▶ [What the task requires]: Repeat the listing in full, exactly as it stands.

===== Data to use =====

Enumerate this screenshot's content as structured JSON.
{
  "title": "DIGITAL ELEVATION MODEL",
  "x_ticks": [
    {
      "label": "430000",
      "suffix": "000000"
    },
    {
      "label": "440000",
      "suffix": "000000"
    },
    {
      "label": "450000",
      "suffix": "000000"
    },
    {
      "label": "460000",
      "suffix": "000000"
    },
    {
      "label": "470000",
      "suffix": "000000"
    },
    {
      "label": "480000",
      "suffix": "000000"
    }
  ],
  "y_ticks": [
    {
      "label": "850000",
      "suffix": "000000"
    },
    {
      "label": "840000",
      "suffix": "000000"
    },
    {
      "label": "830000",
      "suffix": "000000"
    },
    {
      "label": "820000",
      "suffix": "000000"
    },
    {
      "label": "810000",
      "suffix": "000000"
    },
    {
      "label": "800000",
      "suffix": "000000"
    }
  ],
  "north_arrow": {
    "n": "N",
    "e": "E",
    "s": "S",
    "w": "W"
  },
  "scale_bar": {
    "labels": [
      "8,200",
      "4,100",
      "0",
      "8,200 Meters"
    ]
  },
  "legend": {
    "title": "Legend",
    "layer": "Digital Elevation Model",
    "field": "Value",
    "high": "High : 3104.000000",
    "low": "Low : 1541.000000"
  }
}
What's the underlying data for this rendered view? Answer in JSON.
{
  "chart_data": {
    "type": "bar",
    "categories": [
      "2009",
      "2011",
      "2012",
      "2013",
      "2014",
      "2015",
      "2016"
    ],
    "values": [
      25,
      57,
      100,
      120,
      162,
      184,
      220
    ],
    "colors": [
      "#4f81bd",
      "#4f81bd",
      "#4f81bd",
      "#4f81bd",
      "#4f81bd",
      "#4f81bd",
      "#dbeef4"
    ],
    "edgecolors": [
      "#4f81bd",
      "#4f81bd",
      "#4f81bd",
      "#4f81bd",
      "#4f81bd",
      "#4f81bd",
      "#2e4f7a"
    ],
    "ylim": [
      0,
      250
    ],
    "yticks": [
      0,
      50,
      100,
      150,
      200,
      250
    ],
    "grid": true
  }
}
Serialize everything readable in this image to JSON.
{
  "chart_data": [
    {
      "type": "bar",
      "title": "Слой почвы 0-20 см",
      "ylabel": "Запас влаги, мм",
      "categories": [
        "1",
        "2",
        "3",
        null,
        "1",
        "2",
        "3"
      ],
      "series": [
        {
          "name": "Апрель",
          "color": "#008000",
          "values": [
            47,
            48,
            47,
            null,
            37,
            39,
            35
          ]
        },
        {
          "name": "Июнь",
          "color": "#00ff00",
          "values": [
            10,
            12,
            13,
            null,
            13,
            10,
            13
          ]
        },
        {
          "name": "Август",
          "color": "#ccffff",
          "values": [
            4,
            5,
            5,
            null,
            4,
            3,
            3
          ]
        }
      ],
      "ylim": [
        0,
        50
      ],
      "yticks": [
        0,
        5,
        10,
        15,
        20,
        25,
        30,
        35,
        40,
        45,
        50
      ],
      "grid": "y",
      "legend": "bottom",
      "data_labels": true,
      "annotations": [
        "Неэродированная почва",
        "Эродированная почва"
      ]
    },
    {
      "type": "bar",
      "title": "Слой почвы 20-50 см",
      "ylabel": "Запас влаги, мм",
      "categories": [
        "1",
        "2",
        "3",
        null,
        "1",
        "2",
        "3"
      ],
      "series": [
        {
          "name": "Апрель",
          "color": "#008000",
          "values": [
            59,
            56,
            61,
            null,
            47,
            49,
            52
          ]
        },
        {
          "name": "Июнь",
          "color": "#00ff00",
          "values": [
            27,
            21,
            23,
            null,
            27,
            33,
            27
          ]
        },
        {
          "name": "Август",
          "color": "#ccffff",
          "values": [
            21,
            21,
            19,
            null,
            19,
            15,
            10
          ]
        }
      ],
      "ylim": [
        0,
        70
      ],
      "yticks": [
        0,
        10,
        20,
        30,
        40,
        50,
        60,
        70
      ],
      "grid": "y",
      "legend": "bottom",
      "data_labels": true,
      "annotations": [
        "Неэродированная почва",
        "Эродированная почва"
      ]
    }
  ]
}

=====

▶ [Written answer]:
Enumerate this screenshot's content as structured JSON.
{
  "title": "DIGITAL ELEVATION MODEL",
  "x_ticks": [
    {
      "label": "430000",
      "suffix": "000000"
    },
    {
      "label": "440000",
      "suffix": "000000"
    },
    {
      "label": "450000",
      "suffix": "000000"
    },
    {
      "label": "460000",
      "suffix": "000000"
    },
    {
      "label": "470000",
      "suffix": "000000"
    },
    {
      "label": "480000",
      "suffix": "000000"
    }
  ],
  "y_ticks": [
    {
      "label": "850000",
      "suffix": "000000"
    },
    {
      "label": "840000",
      "suffix": "000000"
    },
    {
      "label": "830000",
      "suffix": "000000"
    },
    {
      "label": "820000",
      "suffix": "000000"
    },
    {
      "label": "810000",
      "suffix": "000000"
    },
    {
      "label": "800000",
      "suffix": "000000"
    }
  ],
  "north_arrow": {
    "n": "N",
    "e": "E",
    "s": "S",
    "w": "W"
  },
  "scale_bar": {
    "labels": [
      "8,200",
      "4,100",
      "0",
      "8,200 Meters"
    ]
  },
  "legend": {
    "title": "Legend",
    "layer": "Digital Elevation Model",
    "field": "Value",
    "high": "High : 3104.000000",
    "low": "Low : 1541.000000"
  }
}
What's the underlying data for this rendered view? Answer in JSON.
{
  "chart_data": {
    "type": "bar",
    "categories": [
      "2009",
      "2011",
      "2012",
      "2013",
      "2014",
      "2015",
      "2016"
    ],
    "values": [
      25,
      57,
      100,
      120,
      162,
      184,
      220
    ],
    "colors": [
      "#4f81bd",
      "#4f81bd",
      "#4f81bd",
      "#4f81bd",
      "#4f81bd",
      "#4f81bd",
      "#dbeef4"
    ],
    "edgecolors": [
      "#4f81bd",
      "#4f81bd",
      "#4f81bd",
      "#4f81bd",
      "#4f81bd",
      "#4f81bd",
      "#2e4f7a"
    ],
    "ylim": [
      0,
      250
    ],
    "yticks": [
      0,
      50,
      100,
      150,
      200,
      250
    ],
    "grid": true
  }
}
Serialize everything readable in this image to JSON.
{
  "chart_data": [
    {
      "type": "bar",
      "title": "Слой почвы 0-20 см",
      "ylabel": "Запас влаги, мм",
      "categories": [
        "1",
        "2",
        "3",
        null,
        "1",
        "2",
        "3"
      ],
      "series": [
        {
          "name": "Апрель",
          "color": "#008000",
          "values": [
            47,
            48,
            47,
            null,
            37,
            39,
            35
          ]
        },
        {
          "name": "Июнь",
          "color": "#00ff00",
          "values": [
            10,
            12,
            13,
            null,
            13,
            10,
            13
          ]
        },
        {
          "name": "Август",
          "color": "#ccffff",
          "values": [
            4,
            5,
            5,
            null,
            4,
            3,
            3
          ]
        }
      ],
      "ylim": [
        0,
        50
      ],
      "yticks": [
        0,
        5,
        10,
        15,
        20,
        25,
        30,
        35,
        40,
        45,
        50
      ],
      "grid": "y",
      "legend": "bottom",
      "data_labels": true,
      "annotations": [
        "Неэродированная почва",
        "Эродированная почва"
      ]
    },
    {
      "type": "bar",
      "title": "Слой почвы 20-50 см",
      "ylabel": "Запас влаги, мм",
      "categories": [
        "1",
        "2",
        "3",
        null,
        "1",
        "2",
        "3"
      ],
      "series": [
        {
          "name": "Апрель",
          "color": "#008000",
          "values": [
            59,
            56,
            61,
            null,
            47,
            49,
            52
          ]
        },
        {
          "name": "Июнь",
          "color": "#00ff00",
          "values": [
            27,
            21,
            23,
            null,
            27,
            33,
            27
          ]
        },
        {
          "name": "Август",
          "color": "#ccffff",
          "values": [
            21,
            21,
            19,
            null,
            19,
            15,
            10
          ]
        }
      ],
      "ylim": [
        0,
        70
      ],
      "yticks": [
        0,
        10,
        20,
        30,
        40,
        50,
        60,
        70
      ],
      "grid": "y",
      "legend": "bottom",
      "data_labels": true,
      "annotations": [
        "Неэродированная почва",
        "Эродированная почва"
      ]
    }
  ]
}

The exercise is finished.